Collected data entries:
==========

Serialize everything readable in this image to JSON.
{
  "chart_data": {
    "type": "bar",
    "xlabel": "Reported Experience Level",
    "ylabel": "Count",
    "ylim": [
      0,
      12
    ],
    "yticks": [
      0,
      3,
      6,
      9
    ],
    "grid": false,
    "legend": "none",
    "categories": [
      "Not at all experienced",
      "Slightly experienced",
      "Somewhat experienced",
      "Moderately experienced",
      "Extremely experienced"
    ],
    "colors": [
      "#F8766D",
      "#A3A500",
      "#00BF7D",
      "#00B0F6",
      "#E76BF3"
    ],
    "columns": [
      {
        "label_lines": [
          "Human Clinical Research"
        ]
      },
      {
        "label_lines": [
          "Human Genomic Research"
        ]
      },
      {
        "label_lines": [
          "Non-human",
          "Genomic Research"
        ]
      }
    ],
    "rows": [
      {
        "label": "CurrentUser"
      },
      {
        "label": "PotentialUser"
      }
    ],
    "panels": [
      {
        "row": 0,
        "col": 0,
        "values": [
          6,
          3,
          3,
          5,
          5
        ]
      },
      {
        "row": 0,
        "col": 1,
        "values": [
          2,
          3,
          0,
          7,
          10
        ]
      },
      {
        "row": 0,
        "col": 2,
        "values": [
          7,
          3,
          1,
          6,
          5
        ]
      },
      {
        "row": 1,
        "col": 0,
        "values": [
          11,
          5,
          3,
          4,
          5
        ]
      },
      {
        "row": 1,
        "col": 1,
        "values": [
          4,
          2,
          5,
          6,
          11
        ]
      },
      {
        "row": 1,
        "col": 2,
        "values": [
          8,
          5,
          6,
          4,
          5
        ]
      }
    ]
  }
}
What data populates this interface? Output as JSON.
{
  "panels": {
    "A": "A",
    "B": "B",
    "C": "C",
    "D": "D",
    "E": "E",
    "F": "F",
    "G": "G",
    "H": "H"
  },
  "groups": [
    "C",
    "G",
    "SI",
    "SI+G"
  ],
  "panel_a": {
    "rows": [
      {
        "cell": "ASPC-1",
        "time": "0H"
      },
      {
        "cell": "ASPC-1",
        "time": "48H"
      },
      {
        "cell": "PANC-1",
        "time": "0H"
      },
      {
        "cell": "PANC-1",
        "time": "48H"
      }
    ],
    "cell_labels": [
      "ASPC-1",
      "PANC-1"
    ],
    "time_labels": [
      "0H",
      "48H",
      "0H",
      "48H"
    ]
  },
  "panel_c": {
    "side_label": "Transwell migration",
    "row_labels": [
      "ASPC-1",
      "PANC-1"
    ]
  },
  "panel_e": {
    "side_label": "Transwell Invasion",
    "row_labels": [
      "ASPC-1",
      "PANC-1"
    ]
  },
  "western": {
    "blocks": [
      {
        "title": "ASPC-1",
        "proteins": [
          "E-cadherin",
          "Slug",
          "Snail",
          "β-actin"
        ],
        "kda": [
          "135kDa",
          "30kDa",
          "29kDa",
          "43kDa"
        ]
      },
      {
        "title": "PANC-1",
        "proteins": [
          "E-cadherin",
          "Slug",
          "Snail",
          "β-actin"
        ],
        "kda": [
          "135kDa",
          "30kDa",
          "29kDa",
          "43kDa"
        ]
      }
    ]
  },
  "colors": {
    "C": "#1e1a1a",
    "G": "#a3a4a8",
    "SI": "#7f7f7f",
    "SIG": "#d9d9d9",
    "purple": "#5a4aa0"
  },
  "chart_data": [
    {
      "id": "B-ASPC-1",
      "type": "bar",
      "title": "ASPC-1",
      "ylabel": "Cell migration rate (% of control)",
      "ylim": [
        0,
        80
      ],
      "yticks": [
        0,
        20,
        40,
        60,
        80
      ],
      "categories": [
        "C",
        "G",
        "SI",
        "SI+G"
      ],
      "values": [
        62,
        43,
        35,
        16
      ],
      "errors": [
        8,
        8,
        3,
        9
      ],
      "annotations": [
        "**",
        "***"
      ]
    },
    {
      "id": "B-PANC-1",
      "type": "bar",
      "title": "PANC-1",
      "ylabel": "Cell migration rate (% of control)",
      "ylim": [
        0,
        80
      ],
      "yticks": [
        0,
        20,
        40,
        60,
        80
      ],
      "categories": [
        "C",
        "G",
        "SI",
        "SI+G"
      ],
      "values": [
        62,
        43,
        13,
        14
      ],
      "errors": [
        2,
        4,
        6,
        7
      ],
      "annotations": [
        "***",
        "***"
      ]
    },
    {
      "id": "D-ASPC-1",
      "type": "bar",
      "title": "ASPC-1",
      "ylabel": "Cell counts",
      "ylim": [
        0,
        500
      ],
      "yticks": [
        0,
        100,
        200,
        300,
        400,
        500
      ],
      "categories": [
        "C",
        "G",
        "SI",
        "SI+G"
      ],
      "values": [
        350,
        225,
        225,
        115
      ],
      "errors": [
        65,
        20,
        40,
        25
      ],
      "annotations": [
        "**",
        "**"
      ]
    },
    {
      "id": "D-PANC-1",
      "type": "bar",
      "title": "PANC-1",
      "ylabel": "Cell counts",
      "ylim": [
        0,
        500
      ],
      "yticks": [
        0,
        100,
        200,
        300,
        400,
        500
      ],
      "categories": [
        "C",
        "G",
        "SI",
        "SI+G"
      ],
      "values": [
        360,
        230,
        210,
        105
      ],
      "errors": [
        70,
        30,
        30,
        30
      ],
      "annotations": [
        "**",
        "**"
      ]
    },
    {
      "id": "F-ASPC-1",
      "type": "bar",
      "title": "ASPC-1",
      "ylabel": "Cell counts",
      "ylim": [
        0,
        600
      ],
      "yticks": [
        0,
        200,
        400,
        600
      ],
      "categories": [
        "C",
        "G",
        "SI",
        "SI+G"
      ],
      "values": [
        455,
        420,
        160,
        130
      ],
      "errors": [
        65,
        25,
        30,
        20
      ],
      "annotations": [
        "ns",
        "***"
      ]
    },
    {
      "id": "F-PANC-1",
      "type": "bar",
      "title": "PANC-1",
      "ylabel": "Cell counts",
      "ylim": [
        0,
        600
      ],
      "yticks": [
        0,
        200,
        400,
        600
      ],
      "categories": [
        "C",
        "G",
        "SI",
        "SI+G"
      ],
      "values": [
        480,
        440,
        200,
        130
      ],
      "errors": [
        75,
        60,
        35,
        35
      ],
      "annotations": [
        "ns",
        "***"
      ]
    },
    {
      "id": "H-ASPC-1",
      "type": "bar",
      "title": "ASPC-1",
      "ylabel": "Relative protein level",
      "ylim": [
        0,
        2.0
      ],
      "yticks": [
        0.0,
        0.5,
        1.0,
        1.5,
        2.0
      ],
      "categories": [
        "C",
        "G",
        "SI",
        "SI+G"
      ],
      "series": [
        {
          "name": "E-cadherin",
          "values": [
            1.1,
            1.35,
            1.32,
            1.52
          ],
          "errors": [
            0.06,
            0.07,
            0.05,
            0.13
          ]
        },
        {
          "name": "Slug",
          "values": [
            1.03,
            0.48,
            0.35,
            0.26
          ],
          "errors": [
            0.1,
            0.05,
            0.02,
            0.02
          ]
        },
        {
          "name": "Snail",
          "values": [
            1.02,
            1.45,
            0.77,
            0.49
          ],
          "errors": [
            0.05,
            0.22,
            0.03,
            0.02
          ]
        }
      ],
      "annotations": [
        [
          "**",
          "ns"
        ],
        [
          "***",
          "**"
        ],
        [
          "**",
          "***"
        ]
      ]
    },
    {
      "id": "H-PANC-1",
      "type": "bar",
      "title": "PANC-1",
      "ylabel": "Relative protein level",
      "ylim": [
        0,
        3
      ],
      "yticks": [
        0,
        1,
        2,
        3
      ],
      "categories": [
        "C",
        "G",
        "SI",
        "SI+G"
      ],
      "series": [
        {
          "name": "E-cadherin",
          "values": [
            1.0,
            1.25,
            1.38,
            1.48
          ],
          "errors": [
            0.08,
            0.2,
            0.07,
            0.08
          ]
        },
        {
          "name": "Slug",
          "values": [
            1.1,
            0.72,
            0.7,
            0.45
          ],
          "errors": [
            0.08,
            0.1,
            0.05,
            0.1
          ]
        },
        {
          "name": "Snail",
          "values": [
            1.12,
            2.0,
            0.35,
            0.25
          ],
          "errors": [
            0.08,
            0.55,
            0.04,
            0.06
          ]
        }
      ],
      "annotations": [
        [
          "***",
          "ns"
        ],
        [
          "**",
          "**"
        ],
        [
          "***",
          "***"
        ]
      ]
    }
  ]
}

==========

TASK BRIEF –
Where does the string "Genomic" appear in the records above? Show every line that holds it.

COMPLETED EXERCISE –
          "Human Genomic Research"
          "Genomic Research"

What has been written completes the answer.